Make an exact copy of the records, dropping all pictures.
--- start PROVIDED ENTRIES ---
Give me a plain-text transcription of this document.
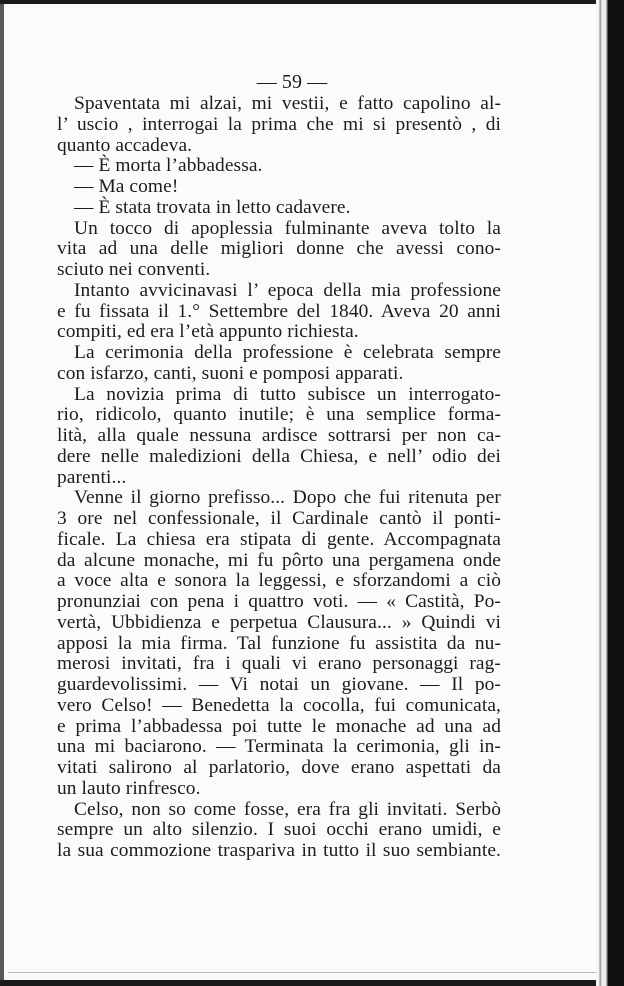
— 59 —
Spaventata mi alzai, mi vestii, e fatto capolino al-
l’ uscio , interrogai la prima che mi si presentò , di
quanto accadeva.
— È morta l’abbadessa.
— Ma come!
— È stata trovata in letto cadavere.
Un tocco di apoplessia fulminante aveva tolto la
vita ad una delle migliori donne che avessi cono-
sciuto nei conventi.
Intanto avvicinavasi l’ epoca della mia professione
e fu fissata il 1.° Settembre del 1840. Aveva 20 anni
compiti, ed era l’età appunto richiesta.
La cerimonia della professione è celebrata sempre
con isfarzo, canti, suoni e pomposi apparati.
La novizia prima di tutto subisce un interrogato-
rio, ridicolo, quanto inutile; è una semplice forma-
lità, alla quale nessuna ardisce sottrarsi per non ca-
dere nelle maledizioni della Chiesa, e nell’ odio dei
parenti...
Venne il giorno prefisso... Dopo che fui ritenuta per
3 ore nel confessionale, il Cardinale cantò il ponti-
ficale. La chiesa era stipata di gente. Accompagnata
da alcune monache, mi fu pôrto una pergamena onde
a voce alta e sonora la leggessi, e sforzandomi a ciò
pronunziai con pena i quattro voti. — « Castità, Po-
vertà, Ubbidienza e perpetua Clausura... » Quindi vi
apposi la mia firma. Tal funzione fu assistita da nu-
merosi invitati, fra i quali vi erano personaggi rag-
guardevolissimi. — Vi notai un giovane. — Il po-
vero Celso! — Benedetta la cocolla, fui comunicata,
e prima l’abbadessa poi tutte le monache ad una ad
una mi baciarono. — Terminata la cerimonia, gli in-
vitati salirono al parlatorio, dove erano aspettati da
un lauto rinfresco.
Celso, non so come fosse, era fra gli invitati. Serbò
sempre un alto silenzio. I suoi occhi erano umidi, e
la sua commozione traspariva in tutto il suo sembiante.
--- end PROVIDED ENTRIES ---
■ RESPONSE TO THIS EXERCISE ■
Give me a plain-text transcription of this document.
— 59 —
Spaventata mi alzai, mi vestii, e fatto capolino al-
l’ uscio , interrogai la prima che mi si presentò , di
quanto accadeva.
— È morta l’abbadessa.
— Ma come!
— È stata trovata in letto cadavere.
Un tocco di apoplessia fulminante aveva tolto la
vita ad una delle migliori donne che avessi cono-
sciuto nei conventi.
Intanto avvicinavasi l’ epoca della mia professione
e fu fissata il 1.° Settembre del 1840. Aveva 20 anni
compiti, ed era l’età appunto richiesta.
La cerimonia della professione è celebrata sempre
con isfarzo, canti, suoni e pomposi apparati.
La novizia prima di tutto subisce un interrogato-
rio, ridicolo, quanto inutile; è una semplice forma-
lità, alla quale nessuna ardisce sottrarsi per non ca-
dere nelle maledizioni della Chiesa, e nell’ odio dei
parenti...
Venne il giorno prefisso... Dopo che fui ritenuta per
3 ore nel confessionale, il Cardinale cantò il ponti-
ficale. La chiesa era stipata di gente. Accompagnata
da alcune monache, mi fu pôrto una pergamena onde
a voce alta e sonora la leggessi, e sforzandomi a ciò
pronunziai con pena i quattro voti. — « Castità, Po-
vertà, Ubbidienza e perpetua Clausura... » Quindi vi
apposi la mia firma. Tal funzione fu assistita da nu-
merosi invitati, fra i quali vi erano personaggi rag-
guardevolissimi. — Vi notai un giovane. — Il po-
vero Celso! — Benedetta la cocolla, fui comunicata,
e prima l’abbadessa poi tutte le monache ad una ad
una mi baciarono. — Terminata la cerimonia, gli in-
vitati salirono al parlatorio, dove erano aspettati da
un lauto rinfresco.
Celso, non so come fosse, era fra gli invitati. Serbò
sempre un alto silenzio. I suoi occhi erano umidi, e
la sua commozione traspariva in tutto il suo sembiante.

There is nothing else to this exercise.